**GOAL**. What is the number of lines in the data that hold the string "sections"? Reply with that number only.

====== EXERCISE MATERIALS

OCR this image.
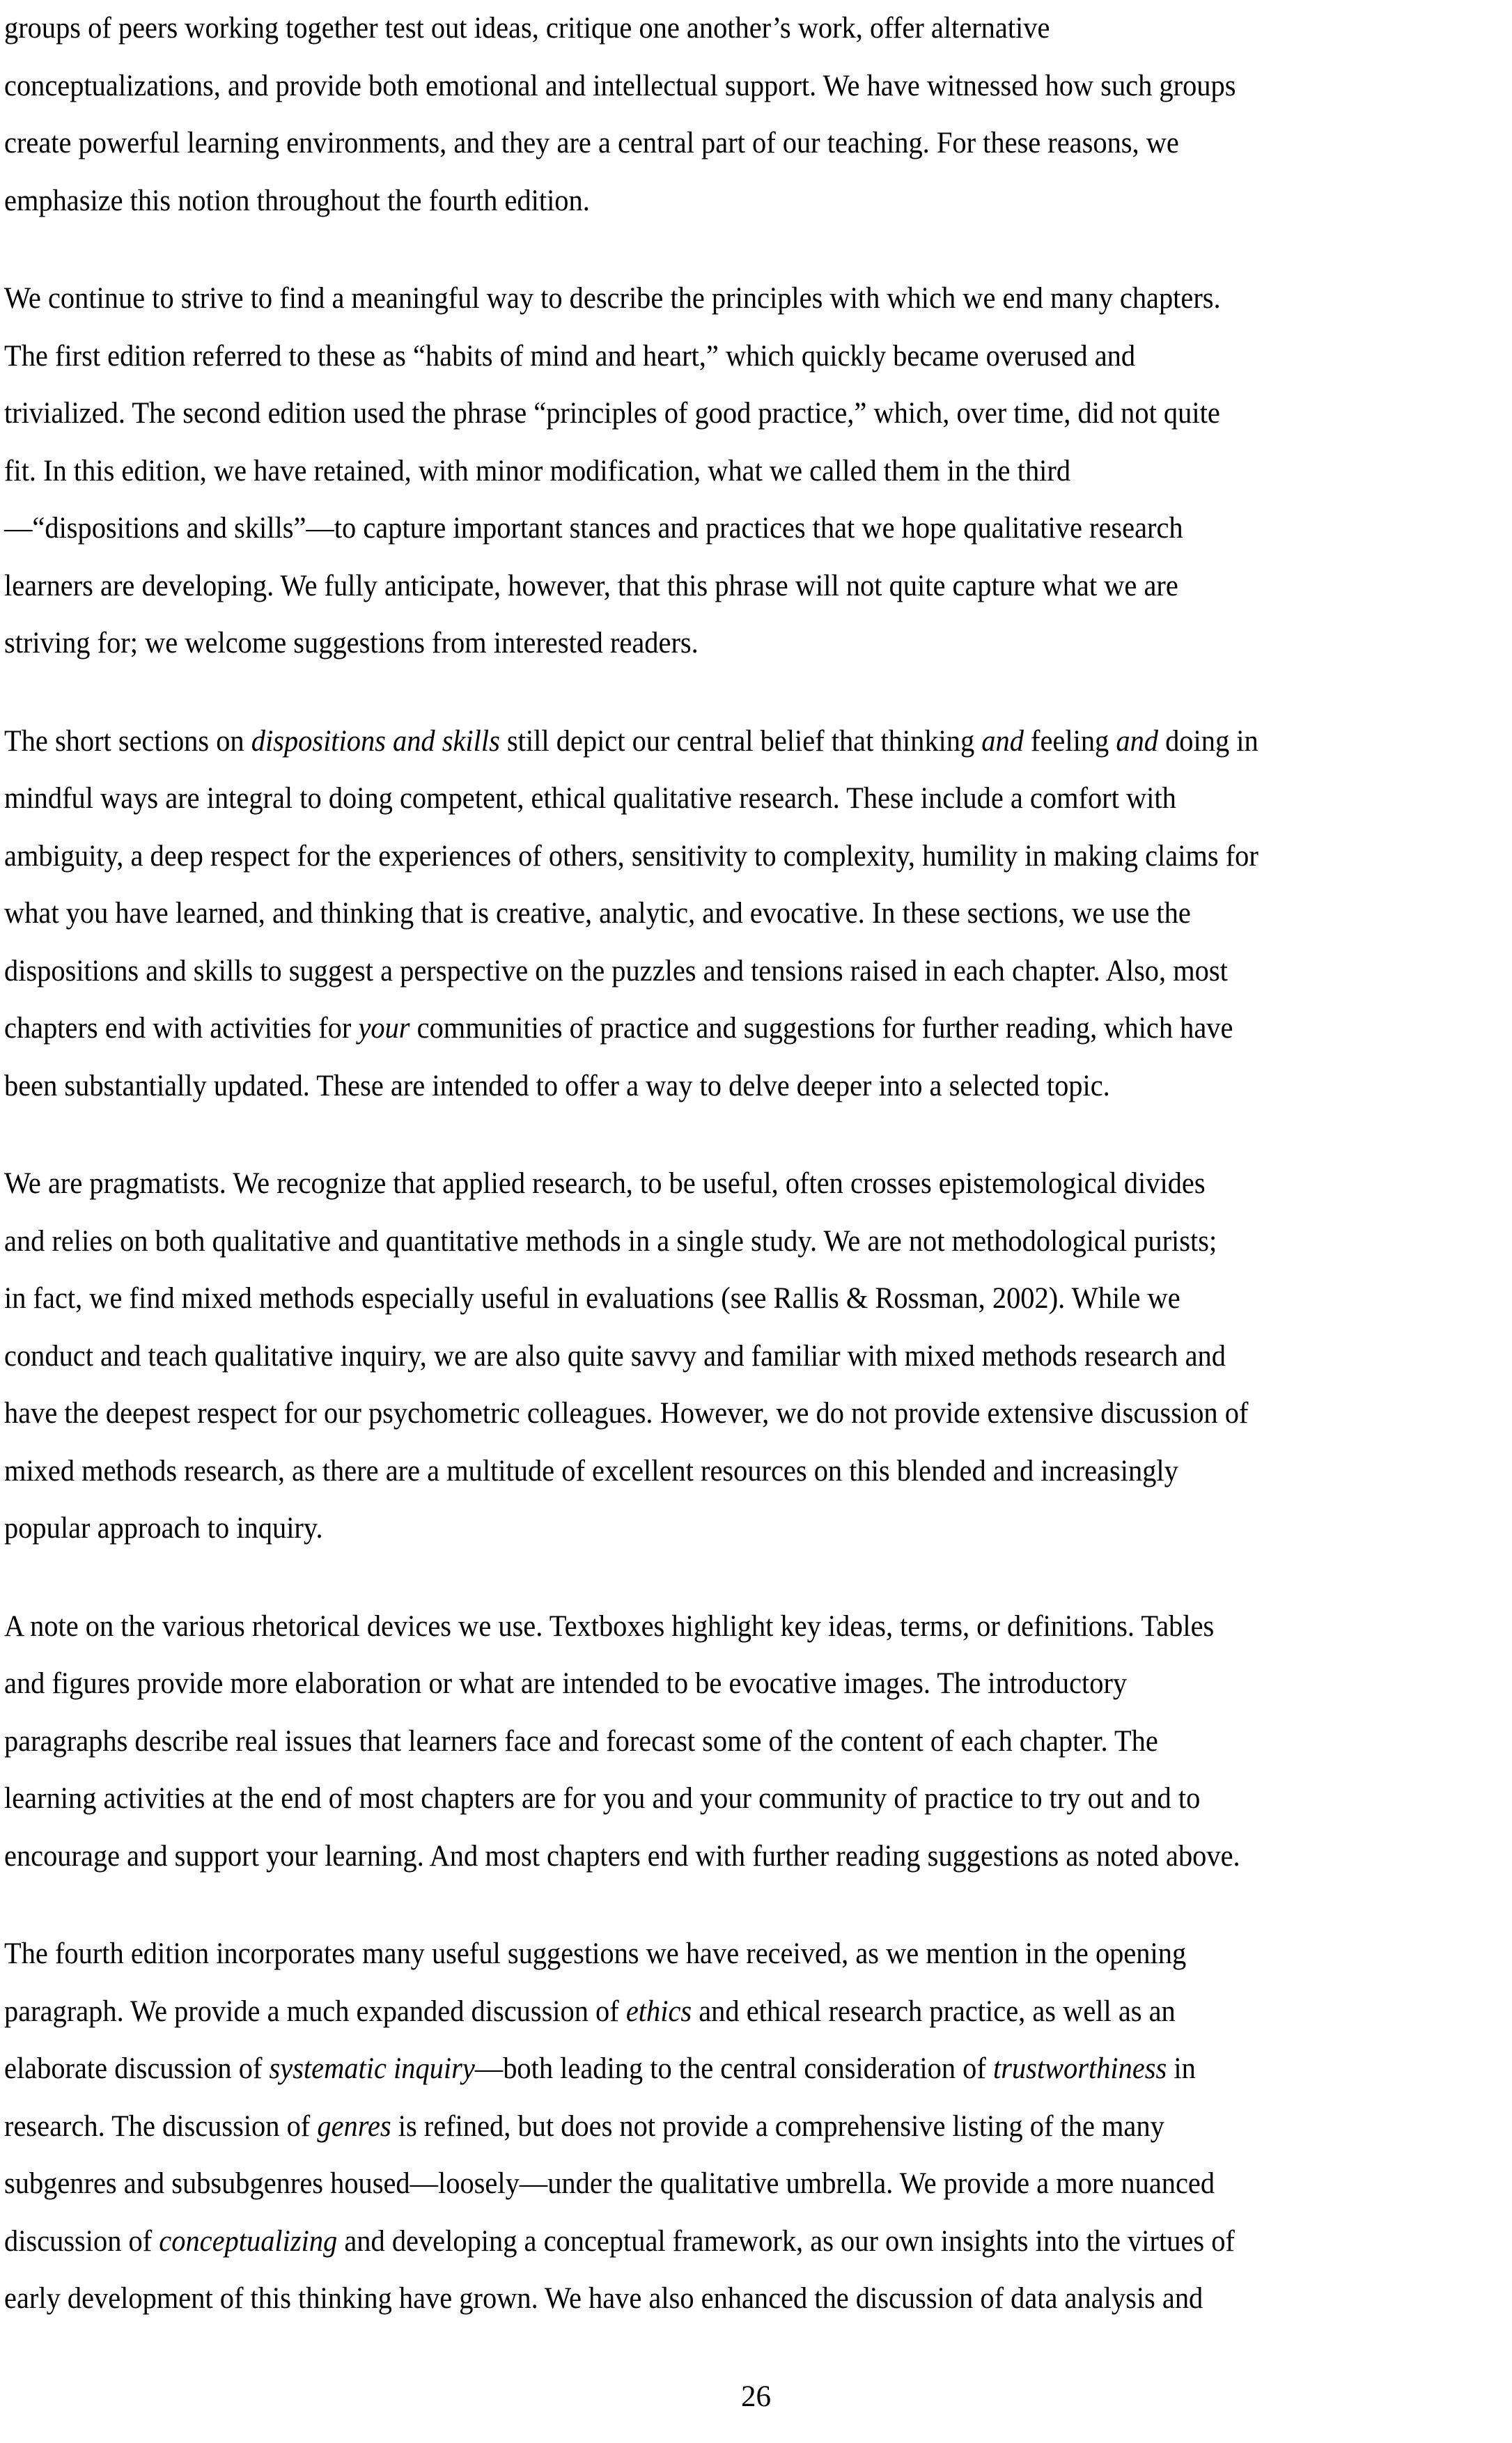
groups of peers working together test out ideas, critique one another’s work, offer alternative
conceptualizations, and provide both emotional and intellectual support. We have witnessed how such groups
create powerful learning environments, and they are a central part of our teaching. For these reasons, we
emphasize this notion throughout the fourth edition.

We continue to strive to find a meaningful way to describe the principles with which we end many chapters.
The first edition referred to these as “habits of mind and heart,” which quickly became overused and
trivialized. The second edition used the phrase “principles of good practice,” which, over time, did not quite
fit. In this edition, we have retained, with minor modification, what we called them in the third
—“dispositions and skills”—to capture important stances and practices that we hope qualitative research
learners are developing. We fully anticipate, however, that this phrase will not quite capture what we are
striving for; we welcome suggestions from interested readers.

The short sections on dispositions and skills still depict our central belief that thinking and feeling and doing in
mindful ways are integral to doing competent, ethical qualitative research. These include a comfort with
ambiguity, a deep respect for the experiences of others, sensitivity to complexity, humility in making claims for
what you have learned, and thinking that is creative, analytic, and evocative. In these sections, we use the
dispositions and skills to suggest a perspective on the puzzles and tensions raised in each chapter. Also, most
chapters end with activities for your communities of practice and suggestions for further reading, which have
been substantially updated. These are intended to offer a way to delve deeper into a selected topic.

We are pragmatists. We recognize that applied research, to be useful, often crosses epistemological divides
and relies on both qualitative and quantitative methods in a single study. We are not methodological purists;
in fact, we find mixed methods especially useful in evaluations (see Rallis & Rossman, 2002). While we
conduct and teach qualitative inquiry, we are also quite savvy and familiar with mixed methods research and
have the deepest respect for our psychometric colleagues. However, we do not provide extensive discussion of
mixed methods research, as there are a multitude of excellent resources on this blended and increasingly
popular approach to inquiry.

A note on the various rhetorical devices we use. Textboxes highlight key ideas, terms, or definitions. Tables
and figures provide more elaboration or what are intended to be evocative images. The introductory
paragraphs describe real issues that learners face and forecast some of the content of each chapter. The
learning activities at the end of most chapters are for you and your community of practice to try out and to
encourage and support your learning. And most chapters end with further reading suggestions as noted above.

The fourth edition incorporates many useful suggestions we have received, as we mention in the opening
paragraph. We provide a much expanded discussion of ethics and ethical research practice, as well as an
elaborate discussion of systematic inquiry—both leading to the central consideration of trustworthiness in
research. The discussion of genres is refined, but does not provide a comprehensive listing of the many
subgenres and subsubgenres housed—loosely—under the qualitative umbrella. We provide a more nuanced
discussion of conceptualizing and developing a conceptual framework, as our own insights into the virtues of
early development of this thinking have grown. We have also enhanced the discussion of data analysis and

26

============
====== EXERCISE MATERIALS

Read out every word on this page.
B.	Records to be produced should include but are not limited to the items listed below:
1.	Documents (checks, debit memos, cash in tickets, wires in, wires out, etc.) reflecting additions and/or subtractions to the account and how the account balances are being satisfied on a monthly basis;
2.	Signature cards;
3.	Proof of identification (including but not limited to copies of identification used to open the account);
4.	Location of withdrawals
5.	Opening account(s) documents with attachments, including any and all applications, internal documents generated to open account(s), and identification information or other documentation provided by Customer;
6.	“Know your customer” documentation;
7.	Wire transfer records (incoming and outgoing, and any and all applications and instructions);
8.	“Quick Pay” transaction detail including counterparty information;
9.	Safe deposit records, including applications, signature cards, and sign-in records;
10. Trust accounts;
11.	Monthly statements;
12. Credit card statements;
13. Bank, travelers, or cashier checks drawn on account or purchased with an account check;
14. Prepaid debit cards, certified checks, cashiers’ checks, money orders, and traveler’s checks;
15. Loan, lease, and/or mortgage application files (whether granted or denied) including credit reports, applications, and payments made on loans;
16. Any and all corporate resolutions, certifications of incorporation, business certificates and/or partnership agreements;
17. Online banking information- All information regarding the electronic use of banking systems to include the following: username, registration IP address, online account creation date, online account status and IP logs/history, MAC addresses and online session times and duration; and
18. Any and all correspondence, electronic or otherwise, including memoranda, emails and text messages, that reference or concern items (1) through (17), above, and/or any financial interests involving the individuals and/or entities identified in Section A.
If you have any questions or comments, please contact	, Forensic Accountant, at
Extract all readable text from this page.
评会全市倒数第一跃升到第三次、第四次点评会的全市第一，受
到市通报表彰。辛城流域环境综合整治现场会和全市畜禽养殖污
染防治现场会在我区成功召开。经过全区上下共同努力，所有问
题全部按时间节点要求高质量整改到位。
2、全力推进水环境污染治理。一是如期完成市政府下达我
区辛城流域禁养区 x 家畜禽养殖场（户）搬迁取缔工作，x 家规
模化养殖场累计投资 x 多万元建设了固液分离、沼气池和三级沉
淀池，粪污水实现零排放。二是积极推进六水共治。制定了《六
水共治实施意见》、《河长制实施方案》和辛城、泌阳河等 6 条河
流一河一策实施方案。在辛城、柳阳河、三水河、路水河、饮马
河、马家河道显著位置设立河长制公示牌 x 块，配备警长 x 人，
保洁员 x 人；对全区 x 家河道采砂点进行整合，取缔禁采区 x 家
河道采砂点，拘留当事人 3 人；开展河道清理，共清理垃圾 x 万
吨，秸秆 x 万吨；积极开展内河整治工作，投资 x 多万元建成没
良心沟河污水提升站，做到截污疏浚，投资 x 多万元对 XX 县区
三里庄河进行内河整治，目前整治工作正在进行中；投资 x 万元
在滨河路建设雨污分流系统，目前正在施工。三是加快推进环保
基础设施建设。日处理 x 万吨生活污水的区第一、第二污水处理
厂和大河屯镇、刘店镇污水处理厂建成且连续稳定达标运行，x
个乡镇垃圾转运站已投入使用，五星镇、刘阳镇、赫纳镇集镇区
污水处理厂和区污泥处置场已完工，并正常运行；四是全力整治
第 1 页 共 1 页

============
====== EXERCISE MATERIALS

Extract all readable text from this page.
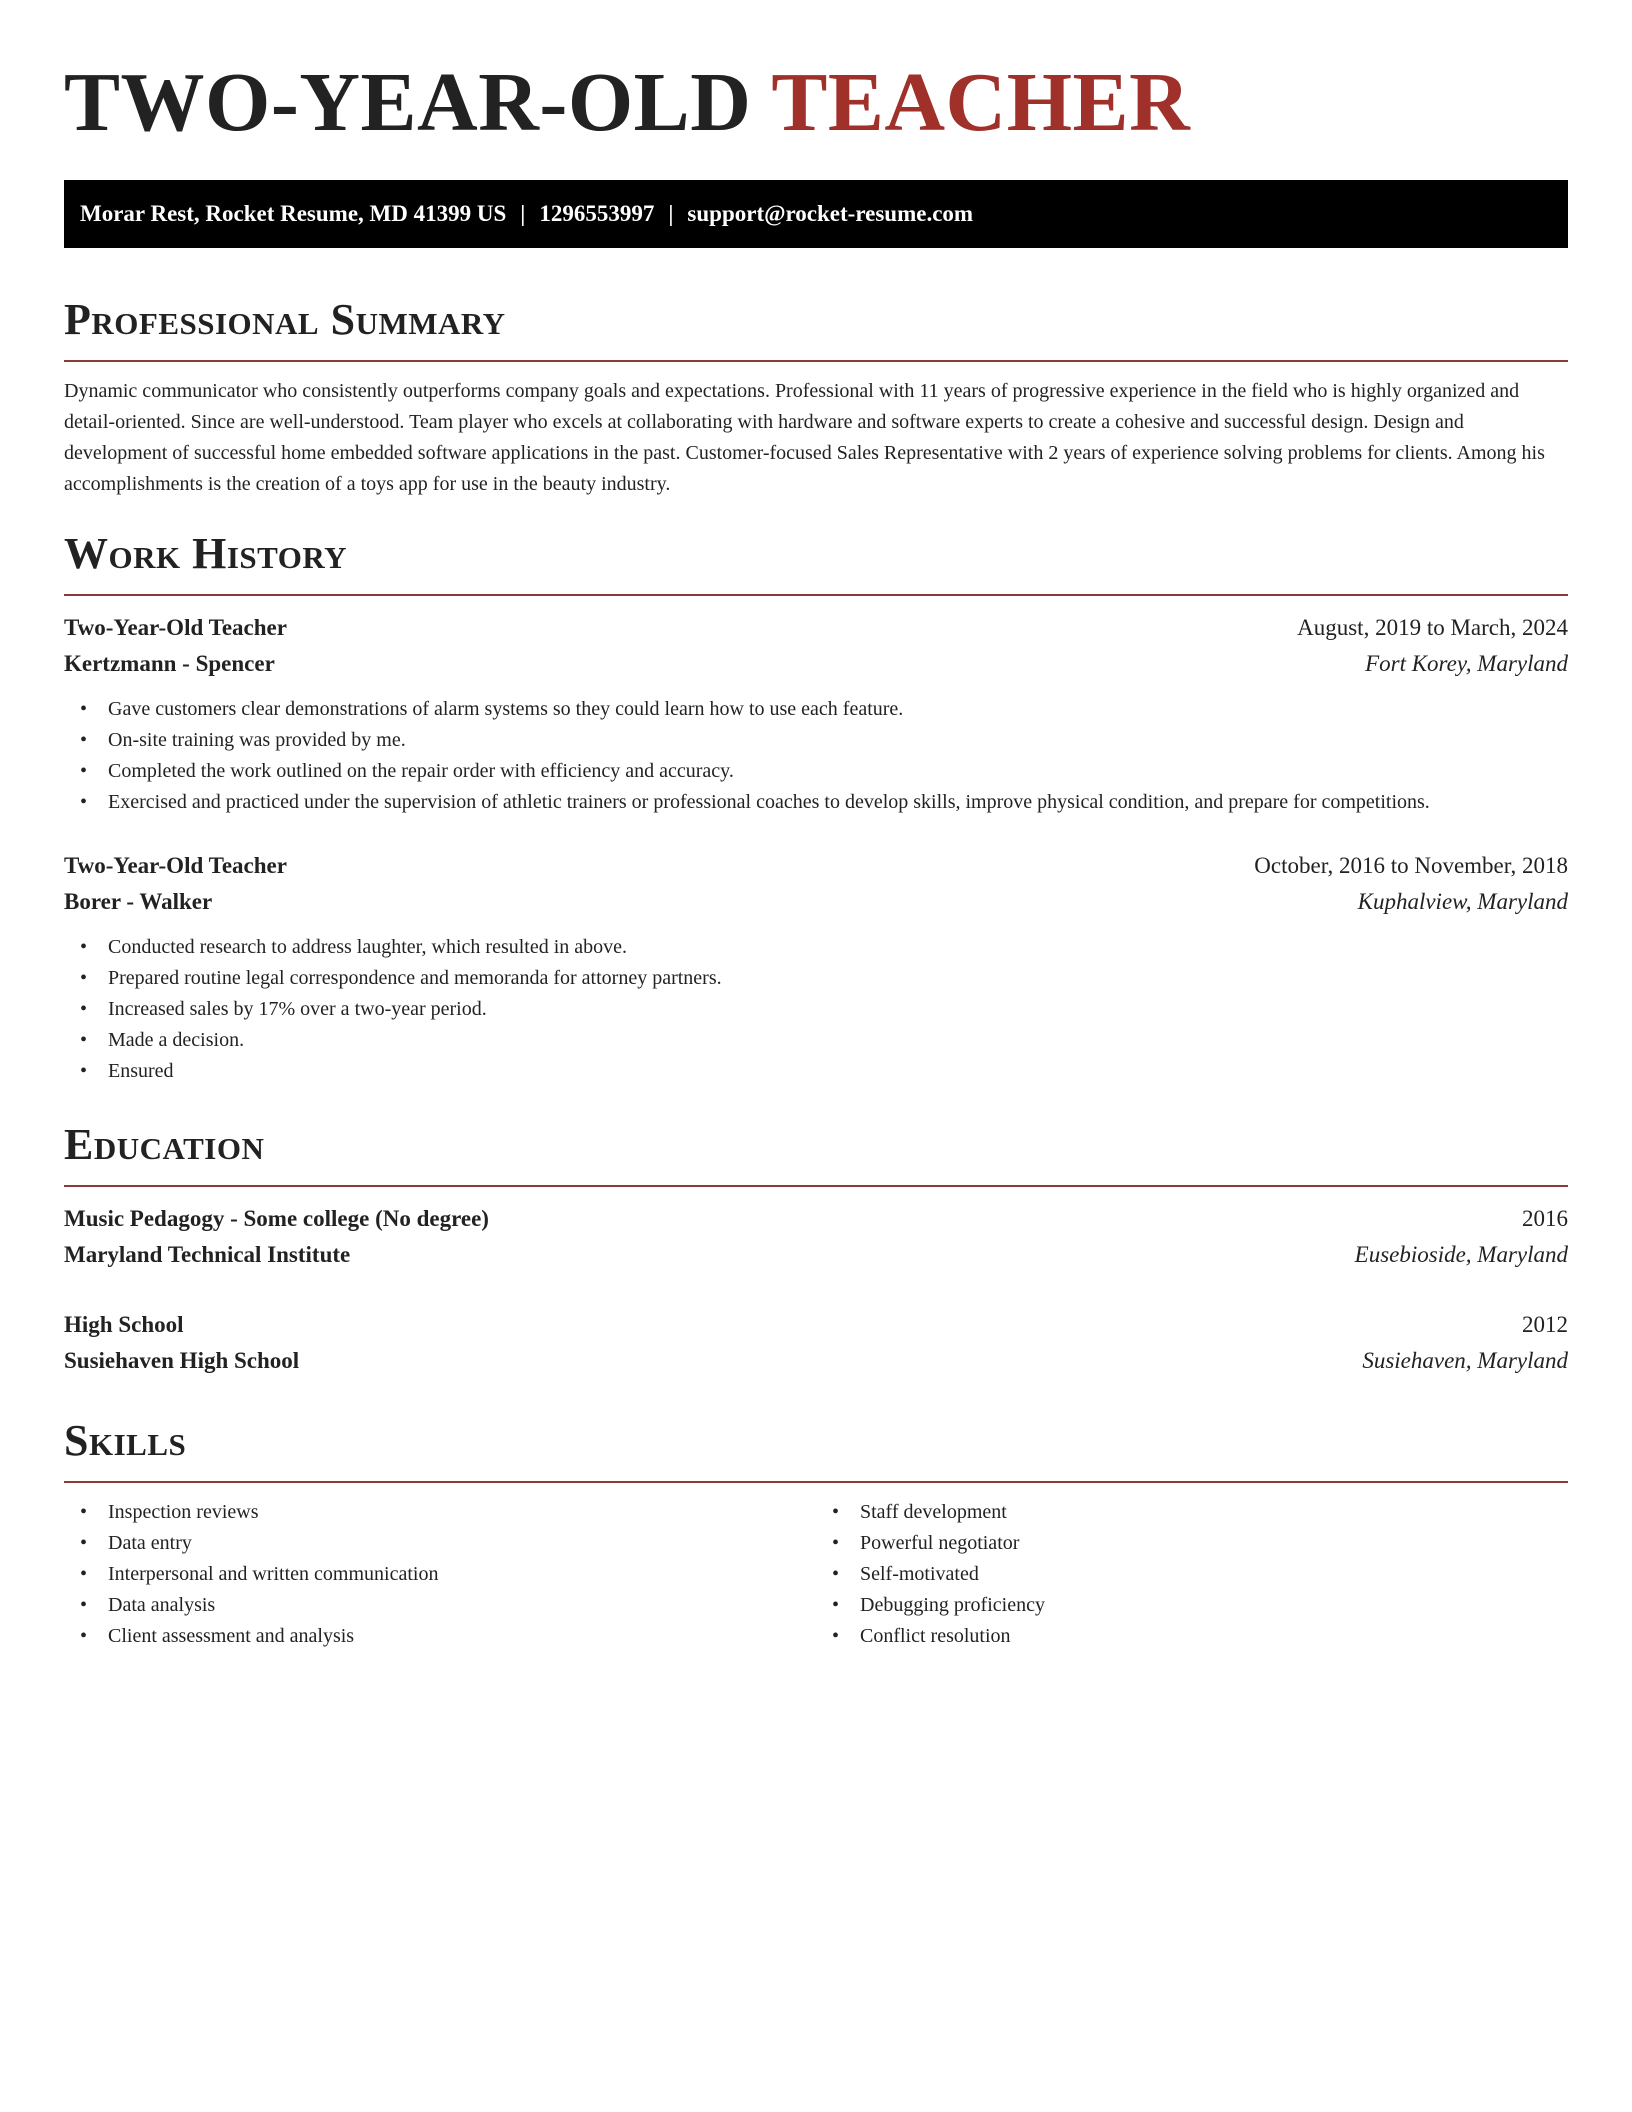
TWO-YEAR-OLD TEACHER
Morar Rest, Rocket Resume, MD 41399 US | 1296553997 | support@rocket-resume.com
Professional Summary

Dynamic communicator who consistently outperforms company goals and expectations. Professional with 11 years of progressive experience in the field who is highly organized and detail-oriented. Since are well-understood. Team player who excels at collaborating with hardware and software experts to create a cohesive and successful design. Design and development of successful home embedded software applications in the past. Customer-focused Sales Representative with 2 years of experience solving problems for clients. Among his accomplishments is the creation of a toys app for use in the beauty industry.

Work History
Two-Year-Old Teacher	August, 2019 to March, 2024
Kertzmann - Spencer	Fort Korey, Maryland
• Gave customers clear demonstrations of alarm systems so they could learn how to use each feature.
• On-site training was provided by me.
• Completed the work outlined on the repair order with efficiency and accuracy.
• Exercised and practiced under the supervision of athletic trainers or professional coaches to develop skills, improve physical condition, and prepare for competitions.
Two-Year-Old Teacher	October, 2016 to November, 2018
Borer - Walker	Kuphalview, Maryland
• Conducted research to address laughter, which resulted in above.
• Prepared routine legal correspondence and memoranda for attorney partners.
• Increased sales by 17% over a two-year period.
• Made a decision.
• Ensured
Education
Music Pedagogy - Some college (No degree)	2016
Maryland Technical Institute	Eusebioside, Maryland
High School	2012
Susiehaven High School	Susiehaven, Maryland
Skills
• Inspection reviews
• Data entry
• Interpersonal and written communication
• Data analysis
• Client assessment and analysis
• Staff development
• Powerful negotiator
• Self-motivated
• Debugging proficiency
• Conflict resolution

============

**THE OUTPUT**. 2